> _Required task_
Copy each line of the entries beneath that contains the word "free".
* START Information provided *
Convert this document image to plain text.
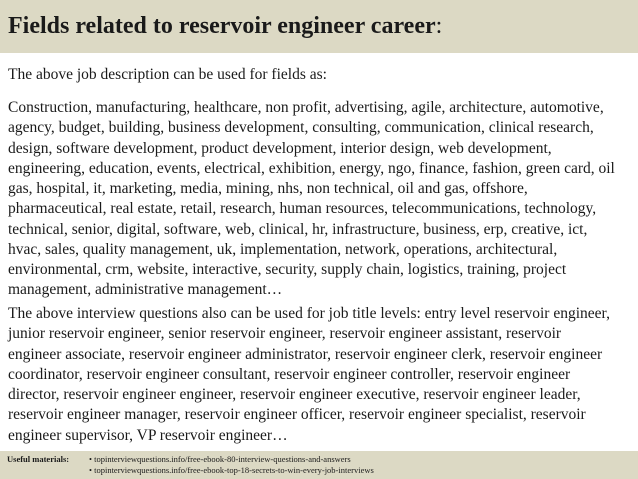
Fields related to reservoir engineer career:

The above job description can be used for fields as:

Construction, manufacturing, healthcare, non profit, advertising, agile, architecture, automotive,
agency, budget, building, business development, consulting, communication, clinical research,
design, software development, product development, interior design, web development,
engineering, education, events, electrical, exhibition, energy, ngo, finance, fashion, green card, oil
gas, hospital, it, marketing, media, mining, nhs, non technical, oil and gas, offshore,
pharmaceutical, real estate, retail, research, human resources, telecommunications, technology,
technical, senior, digital, software, web, clinical, hr, infrastructure, business, erp, creative, ict,
hvac, sales, quality management, uk, implementation, network, operations, architectural,
environmental, crm, website, interactive, security, supply chain, logistics, training, project
management, administrative management…

The above interview questions also can be used for job title levels: entry level reservoir engineer,
junior reservoir engineer, senior reservoir engineer, reservoir engineer assistant, reservoir
engineer associate, reservoir engineer administrator, reservoir engineer clerk, reservoir engineer
coordinator, reservoir engineer consultant, reservoir engineer controller, reservoir engineer
director, reservoir engineer engineer, reservoir engineer executive, reservoir engineer leader,
reservoir engineer manager, reservoir engineer officer, reservoir engineer specialist, reservoir
engineer supervisor, VP reservoir engineer…

Useful materials:	• topinterviewquestions.info/free-ebook-80-interview-questions-and-answers
• topinterviewquestions.info/free-ebook-top-18-secrets-to-win-every-job-interviews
* END Information provided *
> _The result_
Useful materials:	• topinterviewquestions.info/free-ebook-80-interview-questions-and-answers
• topinterviewquestions.info/free-ebook-top-18-secrets-to-win-every-job-interviews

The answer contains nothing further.